● Requirements
Using the listing below, please gather every line containing the word "JSON".
--- --- ---
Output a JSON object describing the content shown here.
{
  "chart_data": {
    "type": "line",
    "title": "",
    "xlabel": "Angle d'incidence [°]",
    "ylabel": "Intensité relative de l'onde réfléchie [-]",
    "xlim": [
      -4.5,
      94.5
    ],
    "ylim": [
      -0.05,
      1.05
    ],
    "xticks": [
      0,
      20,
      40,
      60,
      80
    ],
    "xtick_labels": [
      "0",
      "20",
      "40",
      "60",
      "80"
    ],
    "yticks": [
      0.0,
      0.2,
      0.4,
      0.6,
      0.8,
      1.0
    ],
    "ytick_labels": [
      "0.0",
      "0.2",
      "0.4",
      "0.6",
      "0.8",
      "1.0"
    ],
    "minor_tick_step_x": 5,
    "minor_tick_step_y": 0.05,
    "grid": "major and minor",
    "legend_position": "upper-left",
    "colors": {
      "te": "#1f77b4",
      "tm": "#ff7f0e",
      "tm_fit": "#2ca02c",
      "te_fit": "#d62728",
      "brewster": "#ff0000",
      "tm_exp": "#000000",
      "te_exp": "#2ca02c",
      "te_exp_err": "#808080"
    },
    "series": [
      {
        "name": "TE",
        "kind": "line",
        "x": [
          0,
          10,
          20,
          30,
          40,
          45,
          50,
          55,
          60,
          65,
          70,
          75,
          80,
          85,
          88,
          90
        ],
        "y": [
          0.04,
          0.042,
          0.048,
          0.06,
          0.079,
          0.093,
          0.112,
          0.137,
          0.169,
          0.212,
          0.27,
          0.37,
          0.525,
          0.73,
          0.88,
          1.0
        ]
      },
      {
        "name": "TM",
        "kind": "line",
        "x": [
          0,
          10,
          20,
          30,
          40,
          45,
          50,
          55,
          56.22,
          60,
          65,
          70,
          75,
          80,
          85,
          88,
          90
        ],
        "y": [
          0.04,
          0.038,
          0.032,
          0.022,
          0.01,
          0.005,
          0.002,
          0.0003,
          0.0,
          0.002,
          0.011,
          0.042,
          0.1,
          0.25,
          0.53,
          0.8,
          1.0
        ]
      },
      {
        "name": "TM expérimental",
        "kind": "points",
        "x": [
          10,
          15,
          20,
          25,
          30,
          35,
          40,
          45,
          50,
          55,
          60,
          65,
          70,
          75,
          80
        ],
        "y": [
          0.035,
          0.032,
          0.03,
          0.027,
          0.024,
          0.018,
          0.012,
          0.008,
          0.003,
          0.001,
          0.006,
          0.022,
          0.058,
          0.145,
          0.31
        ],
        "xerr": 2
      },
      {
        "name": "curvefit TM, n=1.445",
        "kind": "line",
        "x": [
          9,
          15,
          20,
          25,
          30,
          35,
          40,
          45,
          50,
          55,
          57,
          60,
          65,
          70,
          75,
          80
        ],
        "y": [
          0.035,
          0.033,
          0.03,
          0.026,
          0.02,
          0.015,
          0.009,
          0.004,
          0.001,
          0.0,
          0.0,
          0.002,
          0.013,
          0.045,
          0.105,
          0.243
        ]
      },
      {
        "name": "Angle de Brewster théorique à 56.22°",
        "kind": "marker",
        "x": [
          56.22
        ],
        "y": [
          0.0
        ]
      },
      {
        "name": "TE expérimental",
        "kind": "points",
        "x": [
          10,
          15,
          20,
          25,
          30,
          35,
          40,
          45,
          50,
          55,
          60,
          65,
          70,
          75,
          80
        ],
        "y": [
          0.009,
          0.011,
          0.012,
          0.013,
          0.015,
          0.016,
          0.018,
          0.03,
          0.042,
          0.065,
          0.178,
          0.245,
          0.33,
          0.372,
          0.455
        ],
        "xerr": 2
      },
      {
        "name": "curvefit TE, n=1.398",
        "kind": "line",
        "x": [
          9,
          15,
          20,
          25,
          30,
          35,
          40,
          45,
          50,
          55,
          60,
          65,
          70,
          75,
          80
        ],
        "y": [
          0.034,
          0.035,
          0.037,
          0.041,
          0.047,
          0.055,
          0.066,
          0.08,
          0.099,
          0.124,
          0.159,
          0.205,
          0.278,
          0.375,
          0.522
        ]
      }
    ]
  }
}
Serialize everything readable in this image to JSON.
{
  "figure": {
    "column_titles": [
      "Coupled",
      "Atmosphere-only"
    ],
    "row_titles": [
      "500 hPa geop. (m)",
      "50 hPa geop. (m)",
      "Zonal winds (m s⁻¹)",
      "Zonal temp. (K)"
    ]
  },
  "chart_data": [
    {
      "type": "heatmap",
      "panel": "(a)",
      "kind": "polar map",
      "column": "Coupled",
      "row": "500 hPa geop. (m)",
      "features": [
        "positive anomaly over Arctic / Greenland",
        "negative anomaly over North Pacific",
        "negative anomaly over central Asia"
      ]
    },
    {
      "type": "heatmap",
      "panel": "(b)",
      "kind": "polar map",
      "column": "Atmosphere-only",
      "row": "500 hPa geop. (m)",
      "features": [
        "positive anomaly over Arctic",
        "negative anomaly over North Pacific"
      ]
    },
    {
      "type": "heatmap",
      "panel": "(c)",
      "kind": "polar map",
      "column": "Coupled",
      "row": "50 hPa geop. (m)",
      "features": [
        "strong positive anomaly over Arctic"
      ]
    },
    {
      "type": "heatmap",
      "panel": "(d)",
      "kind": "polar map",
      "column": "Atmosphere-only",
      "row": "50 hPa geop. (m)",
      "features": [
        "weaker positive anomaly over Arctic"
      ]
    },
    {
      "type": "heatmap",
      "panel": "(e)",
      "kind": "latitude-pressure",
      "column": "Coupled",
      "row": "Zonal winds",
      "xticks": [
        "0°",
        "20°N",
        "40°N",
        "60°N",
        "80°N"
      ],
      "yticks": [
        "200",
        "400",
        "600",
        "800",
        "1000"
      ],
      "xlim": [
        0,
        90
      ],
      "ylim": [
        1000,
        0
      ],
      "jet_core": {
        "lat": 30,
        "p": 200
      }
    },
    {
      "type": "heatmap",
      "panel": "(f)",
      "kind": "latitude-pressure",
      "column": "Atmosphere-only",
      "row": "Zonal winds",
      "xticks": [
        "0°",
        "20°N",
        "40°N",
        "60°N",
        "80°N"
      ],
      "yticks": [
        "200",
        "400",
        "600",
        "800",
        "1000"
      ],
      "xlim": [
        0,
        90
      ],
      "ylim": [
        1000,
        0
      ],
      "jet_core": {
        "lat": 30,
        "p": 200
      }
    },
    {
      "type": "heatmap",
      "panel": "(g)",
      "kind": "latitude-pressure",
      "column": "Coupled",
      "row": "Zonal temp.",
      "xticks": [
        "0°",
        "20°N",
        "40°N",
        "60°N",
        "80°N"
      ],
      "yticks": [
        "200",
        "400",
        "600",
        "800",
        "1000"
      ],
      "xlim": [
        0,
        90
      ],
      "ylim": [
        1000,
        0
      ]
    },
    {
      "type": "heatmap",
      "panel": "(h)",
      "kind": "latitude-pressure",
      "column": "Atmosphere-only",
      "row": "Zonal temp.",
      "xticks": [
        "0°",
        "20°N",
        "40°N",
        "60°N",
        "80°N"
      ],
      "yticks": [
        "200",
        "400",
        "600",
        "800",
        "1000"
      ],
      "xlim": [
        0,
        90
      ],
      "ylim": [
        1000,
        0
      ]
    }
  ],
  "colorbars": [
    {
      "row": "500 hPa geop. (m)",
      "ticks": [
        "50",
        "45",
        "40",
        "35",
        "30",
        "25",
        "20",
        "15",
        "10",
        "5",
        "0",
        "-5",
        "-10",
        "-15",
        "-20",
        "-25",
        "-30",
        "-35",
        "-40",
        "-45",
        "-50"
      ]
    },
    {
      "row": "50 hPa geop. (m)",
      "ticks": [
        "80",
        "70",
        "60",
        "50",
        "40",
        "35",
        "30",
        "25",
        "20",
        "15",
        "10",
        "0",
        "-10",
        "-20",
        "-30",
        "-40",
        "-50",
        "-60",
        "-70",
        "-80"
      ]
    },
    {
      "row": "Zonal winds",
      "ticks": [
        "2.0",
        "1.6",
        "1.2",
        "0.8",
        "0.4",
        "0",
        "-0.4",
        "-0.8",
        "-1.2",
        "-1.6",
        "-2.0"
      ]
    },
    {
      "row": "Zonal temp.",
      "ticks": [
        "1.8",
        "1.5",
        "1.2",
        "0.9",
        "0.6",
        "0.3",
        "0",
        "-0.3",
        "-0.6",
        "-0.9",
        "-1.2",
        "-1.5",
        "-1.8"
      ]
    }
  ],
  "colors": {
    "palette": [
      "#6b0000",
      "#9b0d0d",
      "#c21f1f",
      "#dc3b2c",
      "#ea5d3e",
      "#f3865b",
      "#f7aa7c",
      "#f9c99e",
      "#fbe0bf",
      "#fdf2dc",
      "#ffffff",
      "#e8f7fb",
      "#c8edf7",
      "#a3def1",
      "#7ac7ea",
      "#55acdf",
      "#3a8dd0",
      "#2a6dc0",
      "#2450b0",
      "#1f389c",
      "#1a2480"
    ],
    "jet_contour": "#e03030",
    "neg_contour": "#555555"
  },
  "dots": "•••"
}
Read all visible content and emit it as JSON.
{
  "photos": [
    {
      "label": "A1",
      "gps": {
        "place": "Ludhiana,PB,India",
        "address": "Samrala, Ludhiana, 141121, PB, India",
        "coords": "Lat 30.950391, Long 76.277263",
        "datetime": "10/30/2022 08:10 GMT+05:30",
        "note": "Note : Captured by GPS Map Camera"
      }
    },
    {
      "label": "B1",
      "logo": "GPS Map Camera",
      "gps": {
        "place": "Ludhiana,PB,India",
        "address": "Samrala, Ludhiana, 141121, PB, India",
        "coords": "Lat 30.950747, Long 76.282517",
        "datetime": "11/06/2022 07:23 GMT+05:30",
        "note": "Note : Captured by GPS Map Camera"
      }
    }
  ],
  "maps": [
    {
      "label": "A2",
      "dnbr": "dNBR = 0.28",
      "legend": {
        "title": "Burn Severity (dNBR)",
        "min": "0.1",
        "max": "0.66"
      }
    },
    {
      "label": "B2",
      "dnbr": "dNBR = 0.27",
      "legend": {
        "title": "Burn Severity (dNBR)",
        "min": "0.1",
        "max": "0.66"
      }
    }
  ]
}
--- --- ---
● Correct result
Output a JSON object describing the content shown here.
Serialize everything readable in this image to JSON.
Read all visible content and emit it as JSON.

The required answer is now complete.